Thursday, July 10, 2014

Learning from Near Miss Events to Avoid the Catastrophe

In my April 3 blog post, I discussed the notion of preoccupation with failure and that accepting a defect by working around it may eventually lead to a catastrophe. High reliability organizations demonstrate a zeal to fill holes in the Swiss cheese before they can line up to create a bad outcome. When they find a defect they do work around it but they also identify the root cause and redesign it so that the problem doesn't occur again. They don’t fall into the trap of working around the problem over and over again until eventually other defects line up and a patient gets hurt.

On Lean Daily Management rounds last week one of our units reported a missing dose of insulin from the day before. A nurse went to give a patient insulin at 6:00 a.m. However, the insulin, which had been ordered more than five hours earlier, was not there. The nurse, concerned that the patient was about to eat breakfast and the risk of hyperglycemia quickly called the pharmacy who raced to deliver the medication. Further problems were averted and the staff breathed a proverbial sigh of relief.

### Work task 1:
Please set down the blog post on near miss events word for word, between "In my April" and "patient gets hurt.", inclusive.
### Work task 2:
In the blog post on near miss events, what time did the nurse go to give the patient insulin?

### Material provided:
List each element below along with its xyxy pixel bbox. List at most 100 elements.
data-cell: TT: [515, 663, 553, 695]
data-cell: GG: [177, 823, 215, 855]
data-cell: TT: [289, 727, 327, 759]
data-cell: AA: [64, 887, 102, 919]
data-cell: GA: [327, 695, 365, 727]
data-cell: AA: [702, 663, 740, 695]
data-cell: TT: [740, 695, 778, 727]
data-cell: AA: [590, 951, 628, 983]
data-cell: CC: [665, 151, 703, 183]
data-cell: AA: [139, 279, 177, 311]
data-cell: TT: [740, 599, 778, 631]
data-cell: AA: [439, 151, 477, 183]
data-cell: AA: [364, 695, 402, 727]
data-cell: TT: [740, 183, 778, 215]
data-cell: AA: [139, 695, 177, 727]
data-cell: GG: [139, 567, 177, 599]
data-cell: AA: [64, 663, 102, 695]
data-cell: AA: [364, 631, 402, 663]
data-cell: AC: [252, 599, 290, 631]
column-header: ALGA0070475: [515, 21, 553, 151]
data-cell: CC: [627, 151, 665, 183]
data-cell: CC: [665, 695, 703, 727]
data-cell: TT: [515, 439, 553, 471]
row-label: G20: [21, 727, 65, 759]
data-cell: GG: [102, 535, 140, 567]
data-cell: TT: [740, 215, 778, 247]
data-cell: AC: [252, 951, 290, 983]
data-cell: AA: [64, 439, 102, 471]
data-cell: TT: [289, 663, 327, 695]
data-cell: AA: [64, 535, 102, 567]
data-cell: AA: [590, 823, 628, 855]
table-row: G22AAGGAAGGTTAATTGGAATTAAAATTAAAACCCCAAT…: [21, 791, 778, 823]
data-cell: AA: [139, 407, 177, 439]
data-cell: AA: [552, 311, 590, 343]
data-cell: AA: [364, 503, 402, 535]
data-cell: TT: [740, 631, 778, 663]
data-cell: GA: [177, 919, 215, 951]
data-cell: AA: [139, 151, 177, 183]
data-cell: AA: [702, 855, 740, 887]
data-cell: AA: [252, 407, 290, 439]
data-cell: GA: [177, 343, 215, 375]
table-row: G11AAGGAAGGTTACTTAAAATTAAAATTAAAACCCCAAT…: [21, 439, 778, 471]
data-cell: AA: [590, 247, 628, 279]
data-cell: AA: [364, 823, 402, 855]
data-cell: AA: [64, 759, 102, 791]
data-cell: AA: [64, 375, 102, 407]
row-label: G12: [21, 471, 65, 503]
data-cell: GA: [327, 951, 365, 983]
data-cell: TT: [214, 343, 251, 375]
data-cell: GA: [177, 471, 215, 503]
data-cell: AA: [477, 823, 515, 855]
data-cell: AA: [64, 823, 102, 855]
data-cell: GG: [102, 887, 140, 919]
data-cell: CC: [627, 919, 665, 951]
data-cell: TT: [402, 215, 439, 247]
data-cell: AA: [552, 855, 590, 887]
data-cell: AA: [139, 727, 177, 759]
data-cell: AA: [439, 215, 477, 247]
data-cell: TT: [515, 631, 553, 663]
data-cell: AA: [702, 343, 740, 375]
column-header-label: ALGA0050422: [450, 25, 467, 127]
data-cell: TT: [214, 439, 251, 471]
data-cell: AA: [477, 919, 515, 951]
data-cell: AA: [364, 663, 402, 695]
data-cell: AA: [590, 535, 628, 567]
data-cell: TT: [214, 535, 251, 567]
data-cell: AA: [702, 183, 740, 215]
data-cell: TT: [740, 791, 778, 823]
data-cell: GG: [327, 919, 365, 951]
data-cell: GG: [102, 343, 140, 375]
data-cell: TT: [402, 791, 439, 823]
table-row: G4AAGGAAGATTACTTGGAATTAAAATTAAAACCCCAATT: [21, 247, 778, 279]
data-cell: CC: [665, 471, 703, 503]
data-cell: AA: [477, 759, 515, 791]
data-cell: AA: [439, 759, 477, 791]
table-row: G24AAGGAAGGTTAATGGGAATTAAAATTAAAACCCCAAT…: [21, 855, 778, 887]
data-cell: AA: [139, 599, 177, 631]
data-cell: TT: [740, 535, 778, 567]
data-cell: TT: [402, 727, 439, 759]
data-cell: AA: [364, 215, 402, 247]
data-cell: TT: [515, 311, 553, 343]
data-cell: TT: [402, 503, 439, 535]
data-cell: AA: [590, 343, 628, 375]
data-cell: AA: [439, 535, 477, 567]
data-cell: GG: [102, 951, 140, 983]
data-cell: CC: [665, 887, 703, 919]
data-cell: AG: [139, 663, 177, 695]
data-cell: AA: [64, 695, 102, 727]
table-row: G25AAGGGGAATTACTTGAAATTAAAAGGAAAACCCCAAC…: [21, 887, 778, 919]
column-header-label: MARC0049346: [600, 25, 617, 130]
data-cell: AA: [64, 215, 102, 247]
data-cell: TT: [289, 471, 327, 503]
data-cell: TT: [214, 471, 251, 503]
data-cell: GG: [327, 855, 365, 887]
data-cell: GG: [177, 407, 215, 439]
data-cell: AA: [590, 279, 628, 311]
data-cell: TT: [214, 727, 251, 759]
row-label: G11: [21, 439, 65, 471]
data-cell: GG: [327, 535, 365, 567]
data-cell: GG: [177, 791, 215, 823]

### Written reply 1:
In my April 3 blog post, I discussed the notion of preoccupation with failure and that accepting a defect by working around it may eventually lead to a catastrophe. High reliability organizations demonstrate a zeal to fill holes in the Swiss cheese before they can line up to create a bad outcome. When they find a defect they do work around it but they also identify the root cause and redesign it so that the problem doesn't occur again. They don’t fall into the trap of working around the problem over and over again until eventually other defects line up and a patient gets hurt.

### Written reply 2:
6:00 a.m.